> Exercise:
Images do not belong in the copy. Retype all the entries below exactly.
———
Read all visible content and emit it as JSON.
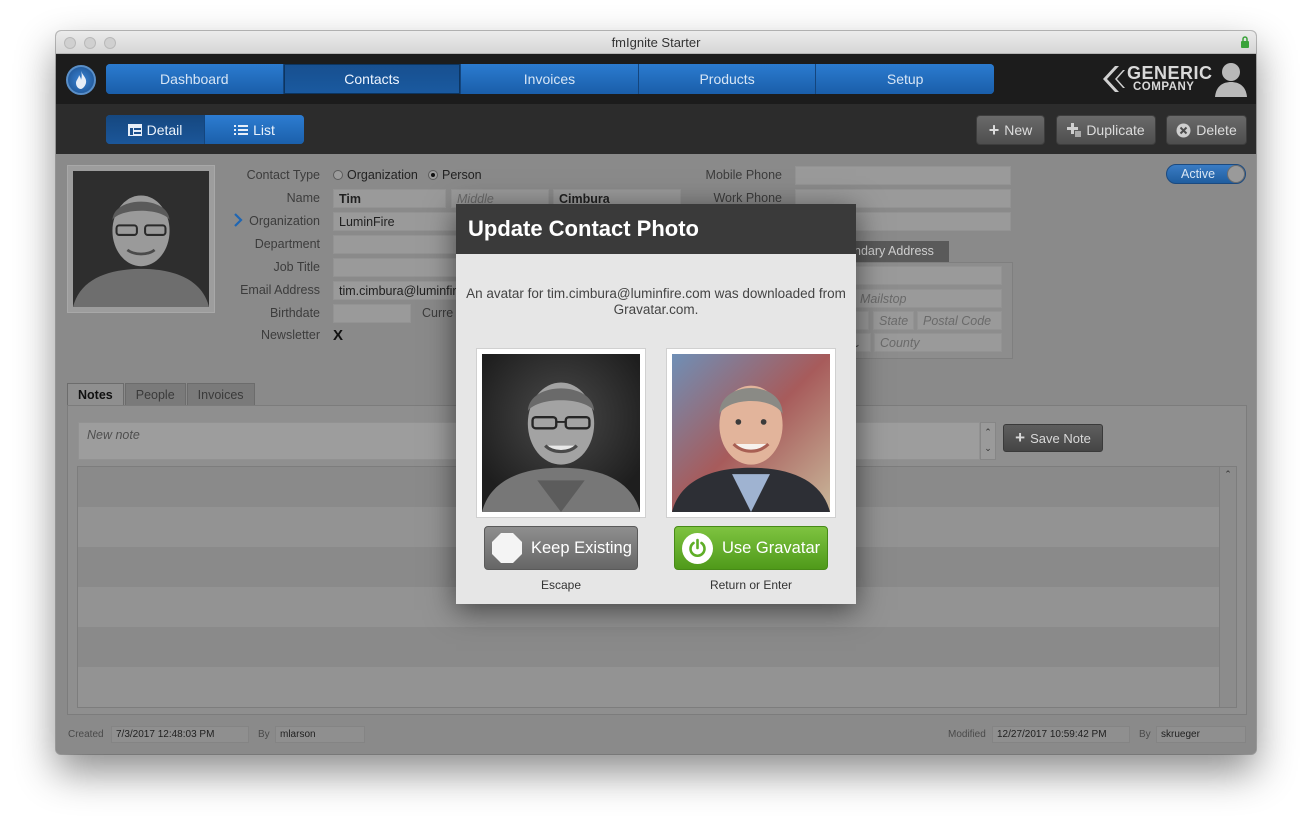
{
  "window": {
    "title": "fmIgnite Starter"
  },
  "nav": {
    "tabs": [
      "Dashboard",
      "Contacts",
      "Invoices",
      "Products",
      "Setup"
    ],
    "active": "Contacts",
    "brand": {
      "line1": "GENERIC",
      "line2": "COMPANY"
    }
  },
  "toolbar": {
    "view_detail": "Detail",
    "view_list": "List",
    "new_label": "New",
    "duplicate_label": "Duplicate",
    "delete_label": "Delete"
  },
  "contact": {
    "labels": {
      "contact_type": "Contact Type",
      "name": "Name",
      "organization": "Organization",
      "department": "Department",
      "job_title": "Job Title",
      "email": "Email Address",
      "birthdate": "Birthdate",
      "newsletter": "Newsletter",
      "current_partial": "Curre",
      "mobile_phone": "Mobile Phone",
      "work_phone": "Work Phone"
    },
    "type_options": [
      "Organization",
      "Person"
    ],
    "type_selected": "Person",
    "first_name": "Tim",
    "middle_placeholder": "Middle",
    "last_name": "Cimbura",
    "organization": "LuminFire",
    "email": "tim.cimbura@luminfire",
    "newsletter_mark": "X",
    "status_toggle": "Active",
    "address_tab_partial": "ndary Address",
    "address_placeholder_partial": ", Mailstop",
    "state_label": "State",
    "postal_code_label": "Postal Code",
    "county_placeholder": "County"
  },
  "tabs": {
    "items": [
      "Notes",
      "People",
      "Invoices"
    ],
    "active": "Notes"
  },
  "notes": {
    "placeholder": "New note",
    "save_label": "Save Note"
  },
  "footer": {
    "created_label": "Created",
    "created_value": "7/3/2017 12:48:03 PM",
    "by_label": "By",
    "created_by": "mlarson",
    "modified_label": "Modified",
    "modified_value": "12/27/2017 10:59:42 PM",
    "modified_by": "skrueger"
  },
  "modal": {
    "title": "Update Contact Photo",
    "message": "An avatar for tim.cimbura@luminfire.com was downloaded from Gravatar.com.",
    "keep_label": "Keep Existing",
    "keep_hint": "Escape",
    "use_label": "Use Gravatar",
    "use_hint": "Return or Enter"
  },
  "colors": {
    "nav_blue": "#1f66b3",
    "use_green": "#5fae27",
    "keep_gray": "#7a7a7a",
    "modal_header": "#3a3a3a"
  },
  "icons": [
    "app-flame-icon",
    "detail-icon",
    "list-icon",
    "plus-icon",
    "duplicate-icon",
    "delete-icon",
    "chevron-right-icon",
    "user-icon",
    "stop-icon",
    "power-icon",
    "lock-icon"
  ]
}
———
> Task solution:
Read all visible content and emit it as JSON.
{
  "window": {
    "title": "fmIgnite Starter"
  },
  "nav": {
    "tabs": [
      "Dashboard",
      "Contacts",
      "Invoices",
      "Products",
      "Setup"
    ],
    "active": "Contacts",
    "brand": {
      "line1": "GENERIC",
      "line2": "COMPANY"
    }
  },
  "toolbar": {
    "view_detail": "Detail",
    "view_list": "List",
    "new_label": "New",
    "duplicate_label": "Duplicate",
    "delete_label": "Delete"
  },
  "contact": {
    "labels": {
      "contact_type": "Contact Type",
      "name": "Name",
      "organization": "Organization",
      "department": "Department",
      "job_title": "Job Title",
      "email": "Email Address",
      "birthdate": "Birthdate",
      "newsletter": "Newsletter",
      "current_partial": "Curre",
      "mobile_phone": "Mobile Phone",
      "work_phone": "Work Phone"
    },
    "type_options": [
      "Organization",
      "Person"
    ],
    "type_selected": "Person",
    "first_name": "Tim",
    "middle_placeholder": "Middle",
    "last_name": "Cimbura",
    "organization": "LuminFire",
    "email": "tim.cimbura@luminfire",
    "newsletter_mark": "X",
    "status_toggle": "Active",
    "address_tab_partial": "ndary Address",
    "address_placeholder_partial": ", Mailstop",
    "state_label": "State",
    "postal_code_label": "Postal Code",
    "county_placeholder": "County"
  },
  "tabs": {
    "items": [
      "Notes",
      "People",
      "Invoices"
    ],
    "active": "Notes"
  },
  "notes": {
    "placeholder": "New note",
    "save_label": "Save Note"
  },
  "footer": {
    "created_label": "Created",
    "created_value": "7/3/2017 12:48:03 PM",
    "by_label": "By",
    "created_by": "mlarson",
    "modified_label": "Modified",
    "modified_value": "12/27/2017 10:59:42 PM",
    "modified_by": "skrueger"
  },
  "modal": {
    "title": "Update Contact Photo",
    "message": "An avatar for tim.cimbura@luminfire.com was downloaded from Gravatar.com.",
    "keep_label": "Keep Existing",
    "keep_hint": "Escape",
    "use_label": "Use Gravatar",
    "use_hint": "Return or Enter"
  },
  "colors": {
    "nav_blue": "#1f66b3",
    "use_green": "#5fae27",
    "keep_gray": "#7a7a7a",
    "modal_header": "#3a3a3a"
  },
  "icons": [
    "app-flame-icon",
    "detail-icon",
    "list-icon",
    "plus-icon",
    "duplicate-icon",
    "delete-icon",
    "chevron-right-icon",
    "user-icon",
    "stop-icon",
    "power-icon",
    "lock-icon"
  ]
}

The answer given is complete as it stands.